Material:
[Begin]

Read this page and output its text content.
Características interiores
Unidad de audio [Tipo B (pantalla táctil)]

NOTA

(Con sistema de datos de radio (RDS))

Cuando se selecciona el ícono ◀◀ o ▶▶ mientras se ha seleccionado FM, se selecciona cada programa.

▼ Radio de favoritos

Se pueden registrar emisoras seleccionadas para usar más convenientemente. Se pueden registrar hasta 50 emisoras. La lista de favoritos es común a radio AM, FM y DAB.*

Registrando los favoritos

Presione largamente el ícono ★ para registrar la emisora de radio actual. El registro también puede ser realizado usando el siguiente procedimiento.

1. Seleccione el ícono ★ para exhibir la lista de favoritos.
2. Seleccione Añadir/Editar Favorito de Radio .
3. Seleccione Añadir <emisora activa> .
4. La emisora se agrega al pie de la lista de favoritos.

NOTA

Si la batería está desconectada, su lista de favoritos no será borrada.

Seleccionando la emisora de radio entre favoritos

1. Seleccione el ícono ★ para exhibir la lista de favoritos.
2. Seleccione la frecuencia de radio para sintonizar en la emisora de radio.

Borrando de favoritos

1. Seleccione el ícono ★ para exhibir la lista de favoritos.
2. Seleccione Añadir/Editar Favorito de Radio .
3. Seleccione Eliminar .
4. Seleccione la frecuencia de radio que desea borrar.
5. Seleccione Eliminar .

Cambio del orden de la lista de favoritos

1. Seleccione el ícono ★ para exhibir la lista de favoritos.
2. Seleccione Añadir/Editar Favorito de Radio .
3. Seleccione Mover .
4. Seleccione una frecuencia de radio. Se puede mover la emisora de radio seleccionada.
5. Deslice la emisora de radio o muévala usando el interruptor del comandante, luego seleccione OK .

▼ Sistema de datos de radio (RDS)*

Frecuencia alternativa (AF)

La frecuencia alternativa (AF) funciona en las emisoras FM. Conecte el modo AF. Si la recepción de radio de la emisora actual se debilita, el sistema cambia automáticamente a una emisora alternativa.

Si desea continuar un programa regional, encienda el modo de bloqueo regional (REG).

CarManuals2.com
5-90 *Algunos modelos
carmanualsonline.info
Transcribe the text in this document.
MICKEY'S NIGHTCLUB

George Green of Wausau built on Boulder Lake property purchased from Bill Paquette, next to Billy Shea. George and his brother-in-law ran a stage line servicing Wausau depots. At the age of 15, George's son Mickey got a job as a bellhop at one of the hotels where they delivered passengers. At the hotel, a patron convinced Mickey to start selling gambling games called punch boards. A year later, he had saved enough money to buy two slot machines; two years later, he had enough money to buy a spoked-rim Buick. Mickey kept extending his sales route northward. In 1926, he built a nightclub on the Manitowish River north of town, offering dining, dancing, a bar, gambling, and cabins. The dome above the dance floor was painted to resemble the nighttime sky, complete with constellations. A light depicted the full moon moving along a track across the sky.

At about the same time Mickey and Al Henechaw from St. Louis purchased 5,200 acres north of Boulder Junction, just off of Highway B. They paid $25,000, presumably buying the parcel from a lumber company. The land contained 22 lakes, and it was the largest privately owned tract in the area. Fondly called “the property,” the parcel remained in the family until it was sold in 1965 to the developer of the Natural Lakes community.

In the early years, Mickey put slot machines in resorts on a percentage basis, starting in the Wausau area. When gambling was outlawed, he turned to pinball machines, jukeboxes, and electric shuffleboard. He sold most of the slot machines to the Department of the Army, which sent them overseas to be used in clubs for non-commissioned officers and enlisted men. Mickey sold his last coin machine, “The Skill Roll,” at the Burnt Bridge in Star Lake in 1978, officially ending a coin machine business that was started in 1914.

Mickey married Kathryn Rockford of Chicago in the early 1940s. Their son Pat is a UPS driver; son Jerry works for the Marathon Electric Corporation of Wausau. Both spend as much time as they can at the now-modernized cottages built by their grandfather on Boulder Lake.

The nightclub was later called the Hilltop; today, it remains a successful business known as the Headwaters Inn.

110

[End]

Exercise description:
Whenever "registrar" turns up in a line, pick that line out.

Finished exercise:
Se pueden registrar emisoras seleccionadas para usar más convenientemente. Se pueden registrar hasta 50 emisoras. La lista de favoritos es común a radio AM, FM y DAB.*
Presione largamente el ícono ★ para registrar la emisora de radio actual. El registro también puede ser realizado usando el siguiente procedimiento.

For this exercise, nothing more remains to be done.